DATA FOR THE TASK ::
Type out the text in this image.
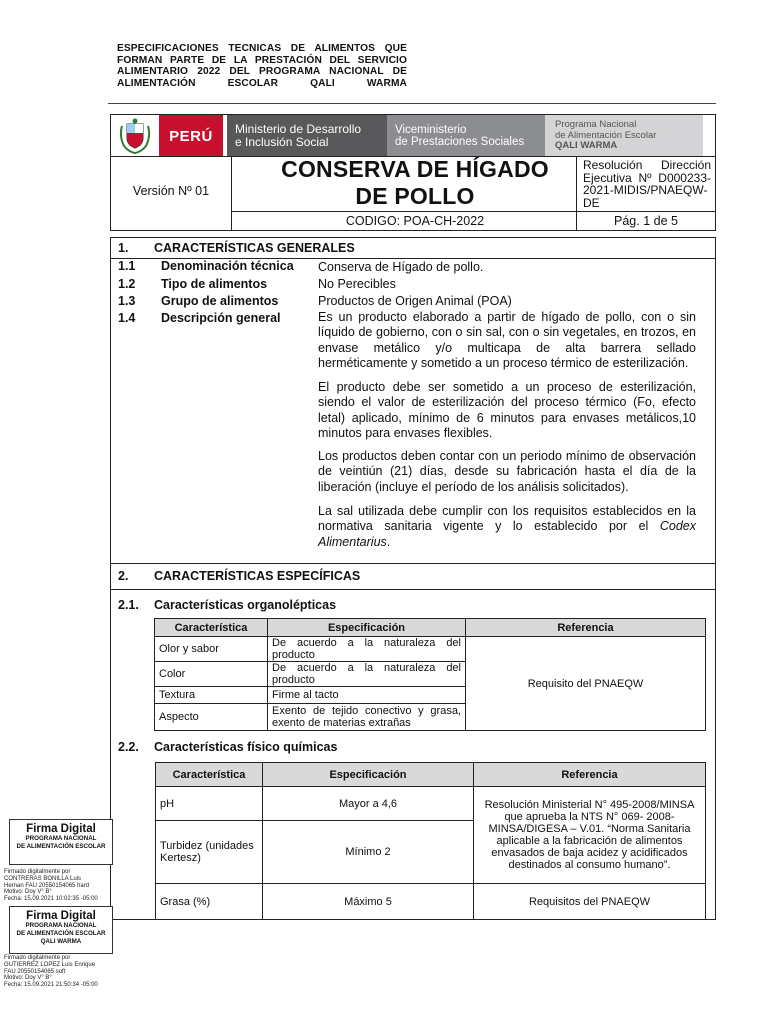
ESPECIFICACIONES TECNICAS DE ALIMENTOS QUE FORMAN PARTE DE LA PRESTACIÓN DEL SERVICIO ALIMENTARIO 2022 DEL PROGRAMA NACIONAL DE ALIMENTACIÓN ESCOLAR QALI WARMA
PERÚ	Ministerio de Desarrollo
e Inclusión Social
Viceministerio
de Prestaciones Sociales
Programa Nacional
de Alimentación Escolar
QALI WARMA
Versión Nº 01
CONSERVA DE HÍGADO
DE POLLO
Resolución Dirección Ejecutiva Nº D000233-2021-MIDIS/PNAEQW-DE
CODIGO: POA-CH-2022	Pág. 1 de 5
1. CARACTERÍSTICAS GENERALES
1.1 Denominación técnica Conserva de Hígado de pollo.
1.2 Tipo de alimentos	No Perecibles
1.3 Grupo de alimentos	Productos de Origen Animal (POA)
1.4 Descripción general	Es un producto elaborado a partir de hígado de pollo, con o sin líquido de gobierno, con o sin sal, con o sin vegetales, en trozos, en envase metálico y/o multicapa de alta barrera sellado herméticamente y sometido a un proceso térmico de esterilización.
El producto debe ser sometido a un proceso de esterilización, siendo el valor de esterilización del proceso térmico (Fo, efecto letal) aplicado, mínimo de 6 minutos para envases metálicos,10 minutos para envases flexibles.
Los productos deben contar con un periodo mínimo de observación de veintiún (21) días, desde su fabricación hasta el día de la liberación (incluye el período de los análisis solicitados).
La sal utilizada debe cumplir con los requisitos establecidos en la normativa sanitaria vigente y lo establecido por el Codex Alimentarius.
2. CARACTERÍSTICAS ESPECÍFICAS
2.1. Características organolépticas
Característica	Especificación	Referencia
Olor y sabor	De acuerdo a la naturaleza del producto	Requisito del PNAEQW
Color	De acuerdo a la naturaleza del producto	
Textura	Firme al tacto	
Aspecto	Exento de tejido conectivo y grasa, exento de materias extrañas	
2.2. Características físico químicas
Característica	Especificación	Referencia
pH	Mayor a 4,6	Resolución Ministerial N° 495-2008/MINSA que aprueba la NTS N° 069- 2008-MINSA/DIGESA – V.01. “Norma Sanitaria aplicable a la fabricación de alimentos envasados de baja acidez y acidificados destinados al consumo humano”.
Turbidez (unidades Kertesz)	Mínimo 2	
Grasa (%)	Máximo 5	Requisitos del PNAEQW
Firma Digital
PROGRAMA NACIONAL
DE ALIMENTACIÓN ESCOLAR
Firmado digitalmente por
CONTRERAS BONILLA Luis
Hernan FAU 20550154065 hard
Motivo: Doy V° B°
Fecha: 15.09.2021 10:02:35 -05:00
Firma Digital
PROGRAMA NACIONAL
DE ALIMENTACIÓN ESCOLAR
QALI WARMA
Firmado digitalmente por
GUTIERREZ LOPEZ Luis Enrique
FAU 20550154065 soft
Motivo: Doy V° B°
Fecha: 15.09.2021 21:50:34 -05:00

EXERCISE REQUIREMENTS ::
Search the records above for "Resolución". Copy each line where it is found.

OUTPUT FOR THIS TASK ::
Resolución Dirección Ejecutiva Nº D000233-2021-MIDIS/PNAEQW-DE
pH	Mayor a 4,6	Resolución Ministerial N° 495-2008/MINSA que aprueba la NTS N° 069- 2008-MINSA/DIGESA – V.01. “Norma Sanitaria aplicable a la fabricación de alimentos envasados de baja acidez y acidificados destinados al consumo humano”.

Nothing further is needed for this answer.